DATA SUPPLIED
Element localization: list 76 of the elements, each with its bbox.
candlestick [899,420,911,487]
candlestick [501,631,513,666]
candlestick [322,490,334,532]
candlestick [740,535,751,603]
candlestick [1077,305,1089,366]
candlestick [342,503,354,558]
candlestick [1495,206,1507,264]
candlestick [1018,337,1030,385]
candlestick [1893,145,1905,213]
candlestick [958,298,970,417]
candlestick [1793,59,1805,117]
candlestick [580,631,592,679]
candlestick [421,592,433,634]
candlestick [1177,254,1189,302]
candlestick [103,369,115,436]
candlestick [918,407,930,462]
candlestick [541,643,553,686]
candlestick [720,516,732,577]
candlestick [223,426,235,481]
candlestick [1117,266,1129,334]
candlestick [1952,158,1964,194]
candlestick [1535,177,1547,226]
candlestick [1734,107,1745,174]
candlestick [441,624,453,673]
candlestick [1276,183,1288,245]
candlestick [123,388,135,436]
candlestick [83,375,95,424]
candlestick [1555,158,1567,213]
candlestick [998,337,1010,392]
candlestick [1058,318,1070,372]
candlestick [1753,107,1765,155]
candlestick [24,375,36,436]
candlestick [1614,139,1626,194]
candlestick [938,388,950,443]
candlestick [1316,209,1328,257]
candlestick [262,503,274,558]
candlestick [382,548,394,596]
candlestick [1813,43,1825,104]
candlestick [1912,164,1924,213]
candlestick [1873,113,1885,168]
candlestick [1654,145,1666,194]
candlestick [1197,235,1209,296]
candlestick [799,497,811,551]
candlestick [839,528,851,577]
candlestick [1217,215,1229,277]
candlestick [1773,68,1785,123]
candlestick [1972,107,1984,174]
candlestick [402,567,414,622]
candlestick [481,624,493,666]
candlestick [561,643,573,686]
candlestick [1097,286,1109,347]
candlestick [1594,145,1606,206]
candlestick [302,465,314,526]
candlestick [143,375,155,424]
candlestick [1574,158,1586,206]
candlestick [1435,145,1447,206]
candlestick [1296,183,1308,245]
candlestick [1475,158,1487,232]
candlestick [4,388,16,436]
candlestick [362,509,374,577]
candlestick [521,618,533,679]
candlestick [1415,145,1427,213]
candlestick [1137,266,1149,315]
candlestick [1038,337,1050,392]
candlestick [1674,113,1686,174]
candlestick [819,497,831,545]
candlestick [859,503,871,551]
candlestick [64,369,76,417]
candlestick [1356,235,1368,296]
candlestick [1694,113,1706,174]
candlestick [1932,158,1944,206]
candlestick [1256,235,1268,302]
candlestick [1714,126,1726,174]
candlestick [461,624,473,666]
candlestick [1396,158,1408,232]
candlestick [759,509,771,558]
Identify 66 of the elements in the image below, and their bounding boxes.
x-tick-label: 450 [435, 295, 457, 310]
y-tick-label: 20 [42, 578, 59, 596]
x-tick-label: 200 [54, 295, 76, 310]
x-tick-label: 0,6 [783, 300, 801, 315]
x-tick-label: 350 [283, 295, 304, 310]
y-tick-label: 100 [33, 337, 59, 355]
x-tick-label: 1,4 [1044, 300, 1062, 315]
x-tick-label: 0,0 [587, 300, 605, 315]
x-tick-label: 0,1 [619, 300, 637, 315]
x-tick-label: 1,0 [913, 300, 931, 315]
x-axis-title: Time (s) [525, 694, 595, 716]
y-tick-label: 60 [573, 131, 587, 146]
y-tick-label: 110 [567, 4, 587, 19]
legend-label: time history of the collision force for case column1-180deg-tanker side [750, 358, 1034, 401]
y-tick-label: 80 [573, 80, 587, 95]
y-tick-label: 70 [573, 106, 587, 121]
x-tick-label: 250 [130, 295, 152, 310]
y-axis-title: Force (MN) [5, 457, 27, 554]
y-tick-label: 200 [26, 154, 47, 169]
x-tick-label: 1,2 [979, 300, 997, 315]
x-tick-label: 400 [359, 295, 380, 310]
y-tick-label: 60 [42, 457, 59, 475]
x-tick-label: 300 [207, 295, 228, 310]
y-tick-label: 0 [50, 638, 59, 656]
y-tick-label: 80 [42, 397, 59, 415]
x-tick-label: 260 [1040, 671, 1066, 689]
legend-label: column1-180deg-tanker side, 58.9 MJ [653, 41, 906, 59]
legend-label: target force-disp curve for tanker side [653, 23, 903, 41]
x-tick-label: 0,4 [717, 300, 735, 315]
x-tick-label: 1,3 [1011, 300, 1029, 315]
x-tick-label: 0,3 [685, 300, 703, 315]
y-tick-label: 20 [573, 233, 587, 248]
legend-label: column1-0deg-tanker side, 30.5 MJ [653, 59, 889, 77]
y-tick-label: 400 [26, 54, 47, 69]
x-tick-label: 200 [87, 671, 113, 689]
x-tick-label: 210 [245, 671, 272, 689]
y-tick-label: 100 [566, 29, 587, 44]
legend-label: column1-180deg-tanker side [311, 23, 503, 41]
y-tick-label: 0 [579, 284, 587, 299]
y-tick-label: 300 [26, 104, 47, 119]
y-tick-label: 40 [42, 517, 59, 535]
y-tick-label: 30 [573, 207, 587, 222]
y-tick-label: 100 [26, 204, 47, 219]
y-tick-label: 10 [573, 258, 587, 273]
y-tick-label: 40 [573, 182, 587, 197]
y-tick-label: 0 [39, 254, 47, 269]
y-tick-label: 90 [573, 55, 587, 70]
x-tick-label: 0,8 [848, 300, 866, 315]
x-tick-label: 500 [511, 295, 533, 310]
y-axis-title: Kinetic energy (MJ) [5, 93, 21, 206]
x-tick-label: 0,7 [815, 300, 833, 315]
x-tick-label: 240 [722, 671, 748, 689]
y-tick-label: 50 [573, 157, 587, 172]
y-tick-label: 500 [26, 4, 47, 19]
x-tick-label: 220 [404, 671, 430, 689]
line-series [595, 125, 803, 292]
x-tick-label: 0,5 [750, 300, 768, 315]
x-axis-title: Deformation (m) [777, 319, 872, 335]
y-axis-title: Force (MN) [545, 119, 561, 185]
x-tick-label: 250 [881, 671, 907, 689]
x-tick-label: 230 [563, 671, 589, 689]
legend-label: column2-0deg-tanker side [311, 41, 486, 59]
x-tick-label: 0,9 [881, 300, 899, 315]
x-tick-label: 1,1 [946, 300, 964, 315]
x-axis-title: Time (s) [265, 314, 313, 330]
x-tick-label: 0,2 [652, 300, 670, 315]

THE REQUEST
Copy the listing from its first line through the line with "candlestick [1177,254,1189,302]", replacing "candlestick" with "candle" everywhere and changing nothing else.

SOLUTION FOR THIS PROBLEM
Element localization: list 76 of the elements, each with its bbox.
candle [899,420,911,487]
candle [501,631,513,666]
candle [322,490,334,532]
candle [740,535,751,603]
candle [1077,305,1089,366]
candle [342,503,354,558]
candle [1495,206,1507,264]
candle [1018,337,1030,385]
candle [1893,145,1905,213]
candle [958,298,970,417]
candle [1793,59,1805,117]
candle [580,631,592,679]
candle [421,592,433,634]
candle [1177,254,1189,302]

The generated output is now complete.